* begin *

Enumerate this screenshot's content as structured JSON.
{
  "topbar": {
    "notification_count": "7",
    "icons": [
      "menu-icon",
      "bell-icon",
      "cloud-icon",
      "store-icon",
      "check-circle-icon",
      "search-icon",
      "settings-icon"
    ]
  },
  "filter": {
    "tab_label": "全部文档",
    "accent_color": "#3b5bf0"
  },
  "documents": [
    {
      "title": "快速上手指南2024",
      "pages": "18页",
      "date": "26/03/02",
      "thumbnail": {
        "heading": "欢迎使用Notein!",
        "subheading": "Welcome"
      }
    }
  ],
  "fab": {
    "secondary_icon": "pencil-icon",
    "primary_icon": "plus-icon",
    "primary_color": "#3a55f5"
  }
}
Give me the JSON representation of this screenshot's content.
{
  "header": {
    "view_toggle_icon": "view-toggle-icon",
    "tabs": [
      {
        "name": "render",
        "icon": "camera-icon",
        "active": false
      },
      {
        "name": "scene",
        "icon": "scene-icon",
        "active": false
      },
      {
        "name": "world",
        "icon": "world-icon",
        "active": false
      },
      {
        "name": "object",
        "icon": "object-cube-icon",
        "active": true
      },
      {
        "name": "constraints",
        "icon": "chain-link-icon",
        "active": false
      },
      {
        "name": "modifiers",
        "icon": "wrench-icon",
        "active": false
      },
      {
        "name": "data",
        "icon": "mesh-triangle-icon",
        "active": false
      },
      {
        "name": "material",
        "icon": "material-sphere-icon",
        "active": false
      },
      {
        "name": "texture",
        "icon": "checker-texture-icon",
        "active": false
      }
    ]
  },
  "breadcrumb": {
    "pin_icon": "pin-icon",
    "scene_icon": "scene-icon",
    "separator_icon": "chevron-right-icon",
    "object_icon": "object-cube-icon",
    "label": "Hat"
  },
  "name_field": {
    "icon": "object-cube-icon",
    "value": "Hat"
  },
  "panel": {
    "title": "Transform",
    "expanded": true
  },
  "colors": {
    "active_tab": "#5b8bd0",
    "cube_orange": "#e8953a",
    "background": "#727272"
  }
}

* end *

• [Your task]: Write out all the records above again, exactly as they stand.

• [Answer to the problem]:
Enumerate this screenshot's content as structured JSON.
{
  "topbar": {
    "notification_count": "7",
    "icons": [
      "menu-icon",
      "bell-icon",
      "cloud-icon",
      "store-icon",
      "check-circle-icon",
      "search-icon",
      "settings-icon"
    ]
  },
  "filter": {
    "tab_label": "全部文档",
    "accent_color": "#3b5bf0"
  },
  "documents": [
    {
      "title": "快速上手指南2024",
      "pages": "18页",
      "date": "26/03/02",
      "thumbnail": {
        "heading": "欢迎使用Notein!",
        "subheading": "Welcome"
      }
    }
  ],
  "fab": {
    "secondary_icon": "pencil-icon",
    "primary_icon": "plus-icon",
    "primary_color": "#3a55f5"
  }
}
Give me the JSON representation of this screenshot's content.
{
  "header": {
    "view_toggle_icon": "view-toggle-icon",
    "tabs": [
      {
        "name": "render",
        "icon": "camera-icon",
        "active": false
      },
      {
        "name": "scene",
        "icon": "scene-icon",
        "active": false
      },
      {
        "name": "world",
        "icon": "world-icon",
        "active": false
      },
      {
        "name": "object",
        "icon": "object-cube-icon",
        "active": true
      },
      {
        "name": "constraints",
        "icon": "chain-link-icon",
        "active": false
      },
      {
        "name": "modifiers",
        "icon": "wrench-icon",
        "active": false
      },
      {
        "name": "data",
        "icon": "mesh-triangle-icon",
        "active": false
      },
      {
        "name": "material",
        "icon": "material-sphere-icon",
        "active": false
      },
      {
        "name": "texture",
        "icon": "checker-texture-icon",
        "active": false
      }
    ]
  },
  "breadcrumb": {
    "pin_icon": "pin-icon",
    "scene_icon": "scene-icon",
    "separator_icon": "chevron-right-icon",
    "object_icon": "object-cube-icon",
    "label": "Hat"
  },
  "name_field": {
    "icon": "object-cube-icon",
    "value": "Hat"
  },
  "panel": {
    "title": "Transform",
    "expanded": true
  },
  "colors": {
    "active_tab": "#5b8bd0",
    "cube_orange": "#e8953a",
    "background": "#727272"
  }
}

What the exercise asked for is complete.